THE PROBLEM -> Update the listing below by changing every "color-swatch" to "palette-swatch" and keeping everything else the same. Leave out the pictures.

RECORDED DATA ->
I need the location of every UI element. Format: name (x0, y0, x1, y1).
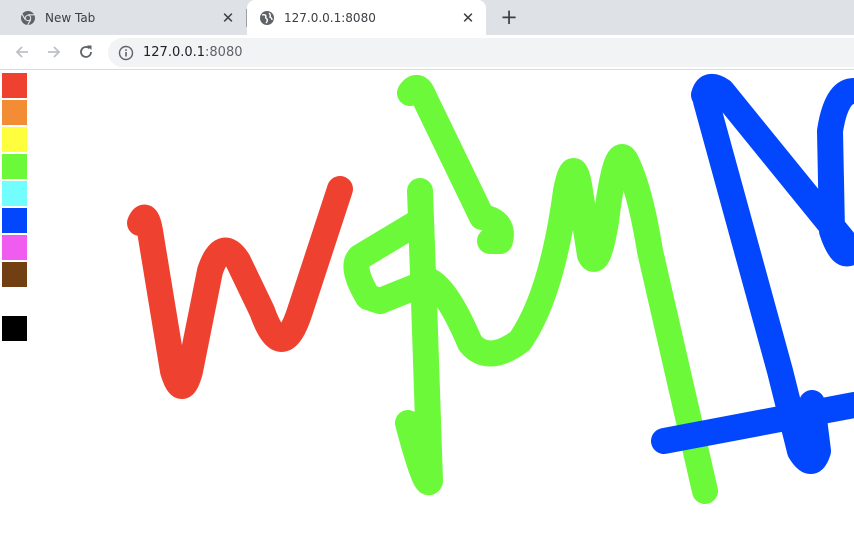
address-port: :8080 (205, 45, 243, 60)
tab-strip: New Tab ✕ 127.0.0.1:8080 ✕ + (0, 0, 854, 35)
green-stroke (343, 74, 718, 504)
browser-toolbar: 127.0.0.1:8080 (0, 35, 854, 70)
info-icon[interactable] (118, 45, 134, 61)
color-swatch-brown[interactable] (2, 262, 27, 287)
color-swatch-black[interactable] (2, 316, 27, 341)
address-url: 127.0.0.1:8080 (143, 45, 243, 60)
red-stroke (127, 176, 353, 399)
address-host: 127.0.0.1 (143, 45, 206, 60)
color-swatch-cyan[interactable] (2, 181, 27, 206)
color-swatch-yellow[interactable] (2, 127, 27, 152)
forward-arrow-icon[interactable] (42, 40, 66, 64)
color-swatch-magenta[interactable] (2, 235, 27, 260)
back-arrow-icon[interactable] (10, 40, 34, 64)
tab-title: New Tab (45, 10, 96, 25)
close-icon[interactable]: ✕ (218, 8, 238, 28)
tab-title: 127.0.0.1:8080 (284, 10, 376, 25)
color-swatch-blue[interactable] (2, 208, 27, 233)
page-content (0, 71, 854, 549)
tab-new-tab[interactable]: New Tab ✕ (8, 0, 246, 35)
reload-icon[interactable] (74, 40, 98, 64)
color-swatch-white[interactable] (2, 289, 27, 314)
plus-icon[interactable]: + (497, 5, 521, 29)
color-swatch-orange[interactable] (2, 100, 27, 125)
color-swatch-green[interactable] (2, 154, 27, 179)
drawing-canvas[interactable] (0, 71, 854, 549)
close-icon[interactable]: ✕ (458, 8, 478, 28)
address-bar[interactable]: 127.0.0.1:8080 (108, 38, 854, 67)
tab-localhost[interactable]: 127.0.0.1:8080 ✕ (247, 0, 486, 35)
color-swatch-red[interactable] (2, 73, 27, 98)
chrome-icon (20, 10, 36, 26)
globe-icon (259, 10, 275, 26)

REPLY TO THE EXERCISE ->
I need the location of every UI element. Format: name (x0, y0, x1, y1).
address-port: :8080 (205, 45, 243, 60)
tab-strip: New Tab ✕ 127.0.0.1:8080 ✕ + (0, 0, 854, 35)
green-stroke (343, 74, 718, 504)
browser-toolbar: 127.0.0.1:8080 (0, 35, 854, 70)
info-icon[interactable] (118, 45, 134, 61)
palette-swatch-brown[interactable] (2, 262, 27, 287)
palette-swatch-black[interactable] (2, 316, 27, 341)
address-url: 127.0.0.1:8080 (143, 45, 243, 60)
red-stroke (127, 176, 353, 399)
address-host: 127.0.0.1 (143, 45, 206, 60)
palette-swatch-cyan[interactable] (2, 181, 27, 206)
palette-swatch-yellow[interactable] (2, 127, 27, 152)
forward-arrow-icon[interactable] (42, 40, 66, 64)
palette-swatch-magenta[interactable] (2, 235, 27, 260)
back-arrow-icon[interactable] (10, 40, 34, 64)
tab-title: New Tab (45, 10, 96, 25)
close-icon[interactable]: ✕ (218, 8, 238, 28)
tab-title: 127.0.0.1:8080 (284, 10, 376, 25)
palette-swatch-blue[interactable] (2, 208, 27, 233)
page-content (0, 71, 854, 549)
tab-new-tab[interactable]: New Tab ✕ (8, 0, 246, 35)
reload-icon[interactable] (74, 40, 98, 64)
palette-swatch-white[interactable] (2, 289, 27, 314)
plus-icon[interactable]: + (497, 5, 521, 29)
palette-swatch-orange[interactable] (2, 100, 27, 125)
palette-swatch-green[interactable] (2, 154, 27, 179)
drawing-canvas[interactable] (0, 71, 854, 549)
close-icon[interactable]: ✕ (458, 8, 478, 28)
address-bar[interactable]: 127.0.0.1:8080 (108, 38, 854, 67)
tab-localhost[interactable]: 127.0.0.1:8080 ✕ (247, 0, 486, 35)
palette-swatch-red[interactable] (2, 73, 27, 98)
chrome-icon (20, 10, 36, 26)
globe-icon (259, 10, 275, 26)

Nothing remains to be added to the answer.